* Start Task material *

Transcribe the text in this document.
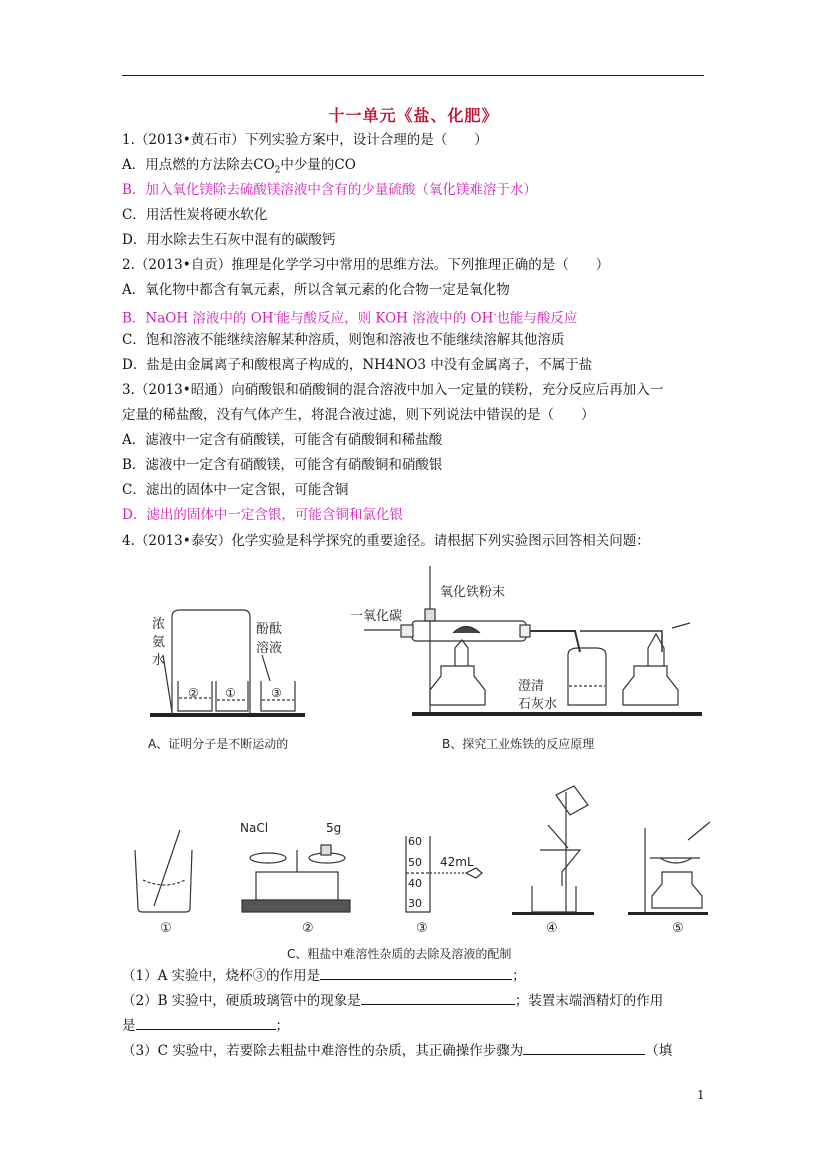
十一单元《盐、化肥》
1.（2013•黄石市）下列实验方案中，设计合理的是（　　）
A．用点燃的方法除去$CO_2$中少量的CO
B．加入氧化镁除去硫酸镁溶液中含有的少量硫酸（氧化镁难溶于水）
C．用活性炭将硬水软化
D．用水除去生石灰中混有的碳酸钙
2.（2013•自贡）推理是化学学习中常用的思维方法。下列推理正确的是（　　）
A．氧化物中都含有氧元素，所以含氧元素的化合物一定是氧化物
B．NaOH 溶液中的 OH-能与酸反应，则 KOH 溶液中的 OH-也能与酸反应
C．饱和溶液不能继续溶解某种溶质，则饱和溶液也不能继续溶解其他溶质
D．盐是由金属离子和酸根离子构成的，NH4NO3 中没有金属离子，不属于盐
3.（2013•昭通）向硝酸银和硝酸铜的混合溶液中加入一定量的镁粉，充分反应后再加入一
定量的稀盐酸，没有气体产生，将混合液过滤，则下列说法中错误的是（　　）
A．滤液中一定含有硝酸镁，可能含有硝酸铜和稀盐酸
B．滤液中一定含有硝酸镁，可能含有硝酸铜和硝酸银
C．滤出的固体中一定含银，可能含铜
D．滤出的固体中一定含银，可能含铜和氯化银
4.（2013•泰安）化学实验是科学探究的重要途径。请根据下列实验图示回答相关问题：
浓
氨
水
酚酞
溶液
② ①	③
A、证明分子是不断运动的
氧化铁粉末
一氧化碳
澄清
石灰水
B、探究工业炼铁的反应原理
NaCl	5g
60
50
40
30
42mL
①	②	③	④	⑤
C、粗盐中难溶性杂质的去除及溶液的配制
（1）A 实验中，烧杯③的作用是	；
（2）B 实验中，硬质玻璃管中的现象是	；装置末端酒精灯的作用
是	；
（3）C 实验中，若要除去粗盐中难溶性的杂质，其正确操作步骤为	（填
1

* End Task material *

▸ **Direction**
Take the entries shown above and quote them verbatim, passing over the pictures.

▸ **Reply**
Transcribe the text in this document.
十一单元《盐、化肥》
1.（2013•黄石市）下列实验方案中，设计合理的是（　　）
A．用点燃的方法除去$CO_2$中少量的CO
B．加入氧化镁除去硫酸镁溶液中含有的少量硫酸（氧化镁难溶于水）
C．用活性炭将硬水软化
D．用水除去生石灰中混有的碳酸钙
2.（2013•自贡）推理是化学学习中常用的思维方法。下列推理正确的是（　　）
A．氧化物中都含有氧元素，所以含氧元素的化合物一定是氧化物
B．NaOH 溶液中的 OH-能与酸反应，则 KOH 溶液中的 OH-也能与酸反应
C．饱和溶液不能继续溶解某种溶质，则饱和溶液也不能继续溶解其他溶质
D．盐是由金属离子和酸根离子构成的，NH4NO3 中没有金属离子，不属于盐
3.（2013•昭通）向硝酸银和硝酸铜的混合溶液中加入一定量的镁粉，充分反应后再加入一
定量的稀盐酸，没有气体产生，将混合液过滤，则下列说法中错误的是（　　）
A．滤液中一定含有硝酸镁，可能含有硝酸铜和稀盐酸
B．滤液中一定含有硝酸镁，可能含有硝酸铜和硝酸银
C．滤出的固体中一定含银，可能含铜
D．滤出的固体中一定含银，可能含铜和氯化银
4.（2013•泰安）化学实验是科学探究的重要途径。请根据下列实验图示回答相关问题：
浓
氨
水
酚酞
溶液
② ①	③
A、证明分子是不断运动的
氧化铁粉末
一氧化碳
澄清
石灰水
B、探究工业炼铁的反应原理
NaCl	5g
60
50
40
30
42mL
①	②	③	④	⑤
C、粗盐中难溶性杂质的去除及溶液的配制
（1）A 实验中，烧杯③的作用是	；
（2）B 实验中，硬质玻璃管中的现象是	；装置末端酒精灯的作用
是	；
（3）C 实验中，若要除去粗盐中难溶性的杂质，其正确操作步骤为	（填
1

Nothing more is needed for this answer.